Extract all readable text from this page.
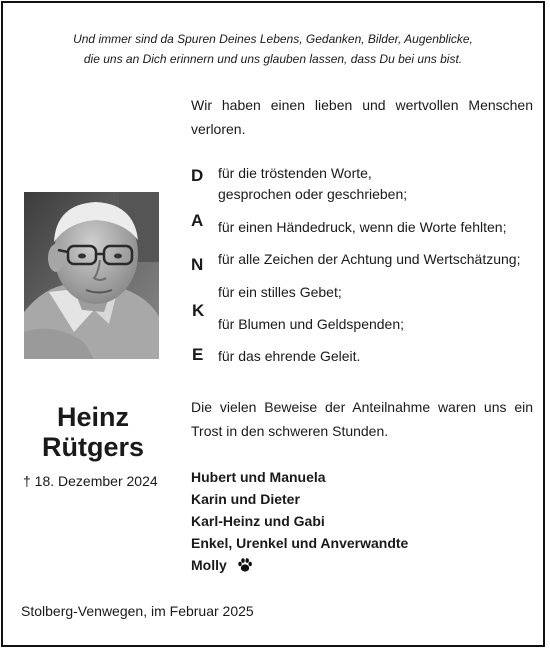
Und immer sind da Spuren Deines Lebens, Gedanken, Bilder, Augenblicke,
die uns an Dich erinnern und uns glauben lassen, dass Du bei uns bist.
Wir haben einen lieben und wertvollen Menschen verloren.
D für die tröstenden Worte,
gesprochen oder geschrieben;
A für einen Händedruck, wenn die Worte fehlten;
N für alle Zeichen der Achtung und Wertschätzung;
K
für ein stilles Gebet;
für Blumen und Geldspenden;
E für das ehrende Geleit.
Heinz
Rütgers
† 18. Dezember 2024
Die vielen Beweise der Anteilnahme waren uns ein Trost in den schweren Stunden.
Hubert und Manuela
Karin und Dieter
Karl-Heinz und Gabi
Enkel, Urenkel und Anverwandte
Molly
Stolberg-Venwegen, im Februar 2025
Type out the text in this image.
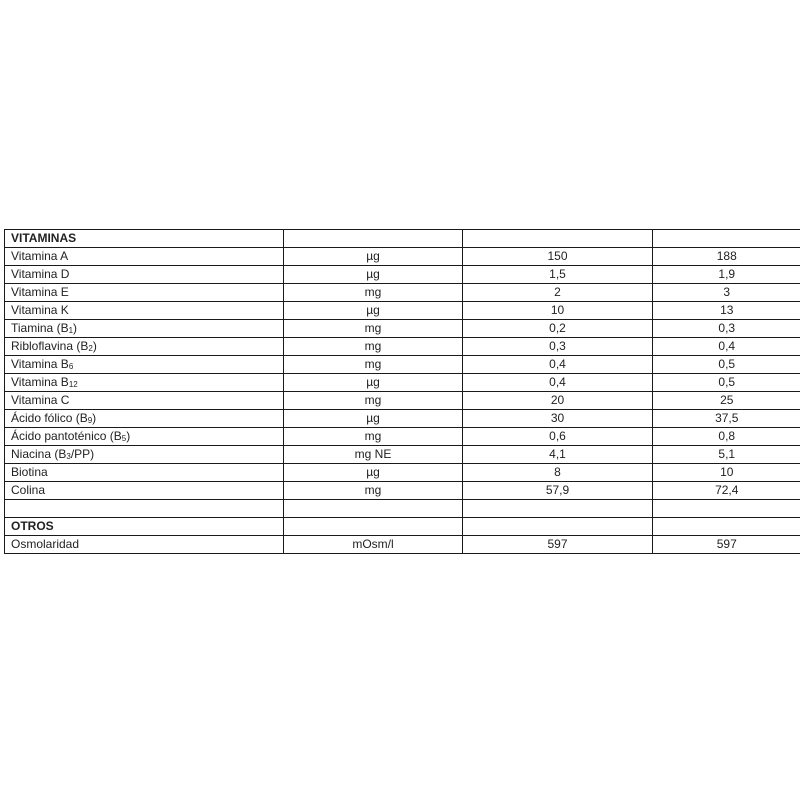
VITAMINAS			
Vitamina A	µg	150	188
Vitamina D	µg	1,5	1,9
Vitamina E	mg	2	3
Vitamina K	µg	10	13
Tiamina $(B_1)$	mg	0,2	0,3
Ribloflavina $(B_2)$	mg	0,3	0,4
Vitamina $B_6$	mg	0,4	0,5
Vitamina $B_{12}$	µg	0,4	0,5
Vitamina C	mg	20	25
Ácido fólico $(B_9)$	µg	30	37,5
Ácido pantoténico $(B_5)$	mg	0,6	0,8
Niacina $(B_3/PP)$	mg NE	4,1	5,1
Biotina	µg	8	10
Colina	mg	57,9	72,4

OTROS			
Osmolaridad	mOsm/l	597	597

+++

◆ STATED GOAL ◆
Quote all the records verbatim, dropping any pictures from your copy.

◆ OUTPUT FOR THIS EXERCISE ◆
Extract all readable text from this page.
Und immer sind da Spuren Deines Lebens, Gedanken, Bilder, Augenblicke,
die uns an Dich erinnern und uns glauben lassen, dass Du bei uns bist.
Wir haben einen lieben und wertvollen Menschen verloren.
D für die tröstenden Worte,
gesprochen oder geschrieben;
A für einen Händedruck, wenn die Worte fehlten;
N für alle Zeichen der Achtung und Wertschätzung;
K
für ein stilles Gebet;
für Blumen und Geldspenden;
E für das ehrende Geleit.
Heinz
Rütgers
† 18. Dezember 2024
Die vielen Beweise der Anteilnahme waren uns ein Trost in den schweren Stunden.
Hubert und Manuela
Karin und Dieter
Karl-Heinz und Gabi
Enkel, Urenkel und Anverwandte
Molly
Stolberg-Venwegen, im Februar 2025
Type out the text in this image.
VITAMINAS			
Vitamina A	µg	150	188
Vitamina D	µg	1,5	1,9
Vitamina E	mg	2	3
Vitamina K	µg	10	13
Tiamina $(B_1)$	mg	0,2	0,3
Ribloflavina $(B_2)$	mg	0,3	0,4
Vitamina $B_6$	mg	0,4	0,5
Vitamina $B_{12}$	µg	0,4	0,5
Vitamina C	mg	20	25
Ácido fólico $(B_9)$	µg	30	37,5
Ácido pantoténico $(B_5)$	mg	0,6	0,8
Niacina $(B_3/PP)$	mg NE	4,1	5,1
Biotina	µg	8	10
Colina	mg	57,9	72,4

OTROS			
Osmolaridad	mOsm/l	597	597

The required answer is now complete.